(Records about charts and figures)

**********

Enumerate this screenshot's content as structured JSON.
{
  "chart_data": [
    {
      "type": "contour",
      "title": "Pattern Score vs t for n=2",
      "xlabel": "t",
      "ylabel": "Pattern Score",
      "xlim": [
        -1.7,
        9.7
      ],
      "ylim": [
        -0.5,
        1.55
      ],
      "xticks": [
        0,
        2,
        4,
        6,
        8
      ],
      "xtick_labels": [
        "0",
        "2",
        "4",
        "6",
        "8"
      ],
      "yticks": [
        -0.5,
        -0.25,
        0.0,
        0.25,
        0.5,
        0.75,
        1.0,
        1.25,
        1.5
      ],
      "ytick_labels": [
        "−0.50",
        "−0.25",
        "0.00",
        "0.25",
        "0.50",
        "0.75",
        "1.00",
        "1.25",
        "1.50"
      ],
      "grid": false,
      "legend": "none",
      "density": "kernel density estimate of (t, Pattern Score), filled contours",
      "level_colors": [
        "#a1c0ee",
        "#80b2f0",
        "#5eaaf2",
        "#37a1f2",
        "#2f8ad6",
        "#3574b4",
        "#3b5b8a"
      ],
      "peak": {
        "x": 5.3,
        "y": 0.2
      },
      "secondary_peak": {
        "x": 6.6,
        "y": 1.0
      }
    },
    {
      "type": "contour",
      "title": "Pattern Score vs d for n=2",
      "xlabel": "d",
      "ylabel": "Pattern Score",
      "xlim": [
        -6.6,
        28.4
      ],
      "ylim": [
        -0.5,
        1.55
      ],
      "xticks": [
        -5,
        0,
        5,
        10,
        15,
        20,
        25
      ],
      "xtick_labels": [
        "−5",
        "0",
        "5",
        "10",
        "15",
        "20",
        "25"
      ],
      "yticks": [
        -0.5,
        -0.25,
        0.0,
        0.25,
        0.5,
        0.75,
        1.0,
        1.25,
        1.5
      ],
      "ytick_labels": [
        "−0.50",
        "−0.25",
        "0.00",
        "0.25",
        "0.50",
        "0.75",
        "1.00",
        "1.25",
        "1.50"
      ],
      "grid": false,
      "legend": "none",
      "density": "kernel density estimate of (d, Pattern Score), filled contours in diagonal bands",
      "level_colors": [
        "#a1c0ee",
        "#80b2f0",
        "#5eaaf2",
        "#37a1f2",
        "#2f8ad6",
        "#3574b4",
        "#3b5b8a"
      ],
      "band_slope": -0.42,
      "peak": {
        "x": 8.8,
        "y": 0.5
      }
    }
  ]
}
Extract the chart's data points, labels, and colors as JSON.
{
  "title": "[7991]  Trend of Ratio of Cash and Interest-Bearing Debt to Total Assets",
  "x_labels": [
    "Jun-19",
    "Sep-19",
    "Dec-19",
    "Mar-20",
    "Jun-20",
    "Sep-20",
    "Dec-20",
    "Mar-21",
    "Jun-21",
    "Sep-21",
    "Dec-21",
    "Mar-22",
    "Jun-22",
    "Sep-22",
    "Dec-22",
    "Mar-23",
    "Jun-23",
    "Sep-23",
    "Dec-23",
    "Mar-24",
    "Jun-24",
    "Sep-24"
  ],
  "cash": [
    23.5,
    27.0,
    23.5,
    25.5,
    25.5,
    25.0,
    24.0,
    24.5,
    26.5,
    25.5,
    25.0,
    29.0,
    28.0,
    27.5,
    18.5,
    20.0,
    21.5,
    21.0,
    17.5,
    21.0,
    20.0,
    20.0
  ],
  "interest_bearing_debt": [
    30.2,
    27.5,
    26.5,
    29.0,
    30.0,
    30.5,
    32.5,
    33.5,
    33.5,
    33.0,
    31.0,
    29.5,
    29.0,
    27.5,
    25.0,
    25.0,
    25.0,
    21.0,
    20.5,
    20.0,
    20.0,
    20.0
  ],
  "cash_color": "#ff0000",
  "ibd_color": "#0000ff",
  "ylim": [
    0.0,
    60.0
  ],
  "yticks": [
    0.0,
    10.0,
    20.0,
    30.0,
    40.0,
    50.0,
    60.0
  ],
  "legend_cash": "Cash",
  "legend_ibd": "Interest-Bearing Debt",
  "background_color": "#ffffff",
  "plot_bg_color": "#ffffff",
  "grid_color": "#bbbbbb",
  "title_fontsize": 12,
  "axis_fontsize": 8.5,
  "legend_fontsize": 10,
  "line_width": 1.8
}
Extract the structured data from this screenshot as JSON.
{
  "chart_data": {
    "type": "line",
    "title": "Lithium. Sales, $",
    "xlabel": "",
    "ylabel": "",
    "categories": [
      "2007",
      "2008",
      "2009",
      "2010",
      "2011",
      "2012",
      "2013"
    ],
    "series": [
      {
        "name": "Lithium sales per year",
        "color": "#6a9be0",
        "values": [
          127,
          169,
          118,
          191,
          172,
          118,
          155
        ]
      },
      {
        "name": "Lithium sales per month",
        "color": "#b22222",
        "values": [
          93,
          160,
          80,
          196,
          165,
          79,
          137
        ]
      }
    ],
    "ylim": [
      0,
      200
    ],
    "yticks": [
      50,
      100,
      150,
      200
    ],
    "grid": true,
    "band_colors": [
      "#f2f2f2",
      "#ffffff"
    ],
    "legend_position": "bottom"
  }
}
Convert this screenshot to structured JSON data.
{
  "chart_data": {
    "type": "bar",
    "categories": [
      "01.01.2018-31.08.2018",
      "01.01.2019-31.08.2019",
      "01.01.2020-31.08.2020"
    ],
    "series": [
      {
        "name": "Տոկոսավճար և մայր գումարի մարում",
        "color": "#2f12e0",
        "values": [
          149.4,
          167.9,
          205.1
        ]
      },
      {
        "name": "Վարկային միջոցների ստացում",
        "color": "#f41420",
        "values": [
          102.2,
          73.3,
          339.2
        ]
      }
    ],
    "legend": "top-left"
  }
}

**********

PROBLEM REQUIREMENTS
Give back each line above precisely as it stands.

RESULT FOR THIS TASK
Enumerate this screenshot's content as structured JSON.
{
  "chart_data": [
    {
      "type": "contour",
      "title": "Pattern Score vs t for n=2",
      "xlabel": "t",
      "ylabel": "Pattern Score",
      "xlim": [
        -1.7,
        9.7
      ],
      "ylim": [
        -0.5,
        1.55
      ],
      "xticks": [
        0,
        2,
        4,
        6,
        8
      ],
      "xtick_labels": [
        "0",
        "2",
        "4",
        "6",
        "8"
      ],
      "yticks": [
        -0.5,
        -0.25,
        0.0,
        0.25,
        0.5,
        0.75,
        1.0,
        1.25,
        1.5
      ],
      "ytick_labels": [
        "−0.50",
        "−0.25",
        "0.00",
        "0.25",
        "0.50",
        "0.75",
        "1.00",
        "1.25",
        "1.50"
      ],
      "grid": false,
      "legend": "none",
      "density": "kernel density estimate of (t, Pattern Score), filled contours",
      "level_colors": [
        "#a1c0ee",
        "#80b2f0",
        "#5eaaf2",
        "#37a1f2",
        "#2f8ad6",
        "#3574b4",
        "#3b5b8a"
      ],
      "peak": {
        "x": 5.3,
        "y": 0.2
      },
      "secondary_peak": {
        "x": 6.6,
        "y": 1.0
      }
    },
    {
      "type": "contour",
      "title": "Pattern Score vs d for n=2",
      "xlabel": "d",
      "ylabel": "Pattern Score",
      "xlim": [
        -6.6,
        28.4
      ],
      "ylim": [
        -0.5,
        1.55
      ],
      "xticks": [
        -5,
        0,
        5,
        10,
        15,
        20,
        25
      ],
      "xtick_labels": [
        "−5",
        "0",
        "5",
        "10",
        "15",
        "20",
        "25"
      ],
      "yticks": [
        -0.5,
        -0.25,
        0.0,
        0.25,
        0.5,
        0.75,
        1.0,
        1.25,
        1.5
      ],
      "ytick_labels": [
        "−0.50",
        "−0.25",
        "0.00",
        "0.25",
        "0.50",
        "0.75",
        "1.00",
        "1.25",
        "1.50"
      ],
      "grid": false,
      "legend": "none",
      "density": "kernel density estimate of (d, Pattern Score), filled contours in diagonal bands",
      "level_colors": [
        "#a1c0ee",
        "#80b2f0",
        "#5eaaf2",
        "#37a1f2",
        "#2f8ad6",
        "#3574b4",
        "#3b5b8a"
      ],
      "band_slope": -0.42,
      "peak": {
        "x": 8.8,
        "y": 0.5
      }
    }
  ]
}
Extract the chart's data points, labels, and colors as JSON.
{
  "title": "[7991]  Trend of Ratio of Cash and Interest-Bearing Debt to Total Assets",
  "x_labels": [
    "Jun-19",
    "Sep-19",
    "Dec-19",
    "Mar-20",
    "Jun-20",
    "Sep-20",
    "Dec-20",
    "Mar-21",
    "Jun-21",
    "Sep-21",
    "Dec-21",
    "Mar-22",
    "Jun-22",
    "Sep-22",
    "Dec-22",
    "Mar-23",
    "Jun-23",
    "Sep-23",
    "Dec-23",
    "Mar-24",
    "Jun-24",
    "Sep-24"
  ],
  "cash": [
    23.5,
    27.0,
    23.5,
    25.5,
    25.5,
    25.0,
    24.0,
    24.5,
    26.5,
    25.5,
    25.0,
    29.0,
    28.0,
    27.5,
    18.5,
    20.0,
    21.5,
    21.0,
    17.5,
    21.0,
    20.0,
    20.0
  ],
  "interest_bearing_debt": [
    30.2,
    27.5,
    26.5,
    29.0,
    30.0,
    30.5,
    32.5,
    33.5,
    33.5,
    33.0,
    31.0,
    29.5,
    29.0,
    27.5,
    25.0,
    25.0,
    25.0,
    21.0,
    20.5,
    20.0,
    20.0,
    20.0
  ],
  "cash_color": "#ff0000",
  "ibd_color": "#0000ff",
  "ylim": [
    0.0,
    60.0
  ],
  "yticks": [
    0.0,
    10.0,
    20.0,
    30.0,
    40.0,
    50.0,
    60.0
  ],
  "legend_cash": "Cash",
  "legend_ibd": "Interest-Bearing Debt",
  "background_color": "#ffffff",
  "plot_bg_color": "#ffffff",
  "grid_color": "#bbbbbb",
  "title_fontsize": 12,
  "axis_fontsize": 8.5,
  "legend_fontsize": 10,
  "line_width": 1.8
}
Extract the structured data from this screenshot as JSON.
{
  "chart_data": {
    "type": "line",
    "title": "Lithium. Sales, $",
    "xlabel": "",
    "ylabel": "",
    "categories": [
      "2007",
      "2008",
      "2009",
      "2010",
      "2011",
      "2012",
      "2013"
    ],
    "series": [
      {
        "name": "Lithium sales per year",
        "color": "#6a9be0",
        "values": [
          127,
          169,
          118,
          191,
          172,
          118,
          155
        ]
      },
      {
        "name": "Lithium sales per month",
        "color": "#b22222",
        "values": [
          93,
          160,
          80,
          196,
          165,
          79,
          137
        ]
      }
    ],
    "ylim": [
      0,
      200
    ],
    "yticks": [
      50,
      100,
      150,
      200
    ],
    "grid": true,
    "band_colors": [
      "#f2f2f2",
      "#ffffff"
    ],
    "legend_position": "bottom"
  }
}
Convert this screenshot to structured JSON data.
{
  "chart_data": {
    "type": "bar",
    "categories": [
      "01.01.2018-31.08.2018",
      "01.01.2019-31.08.2019",
      "01.01.2020-31.08.2020"
    ],
    "series": [
      {
        "name": "Տոկոսավճար և մայր գումարի մարում",
        "color": "#2f12e0",
        "values": [
          149.4,
          167.9,
          205.1
        ]
      },
      {
        "name": "Վարկային միջոցների ստացում",
        "color": "#f41420",
        "values": [
          102.2,
          73.3,
          339.2
        ]
      }
    ],
    "legend": "top-left"
  }
}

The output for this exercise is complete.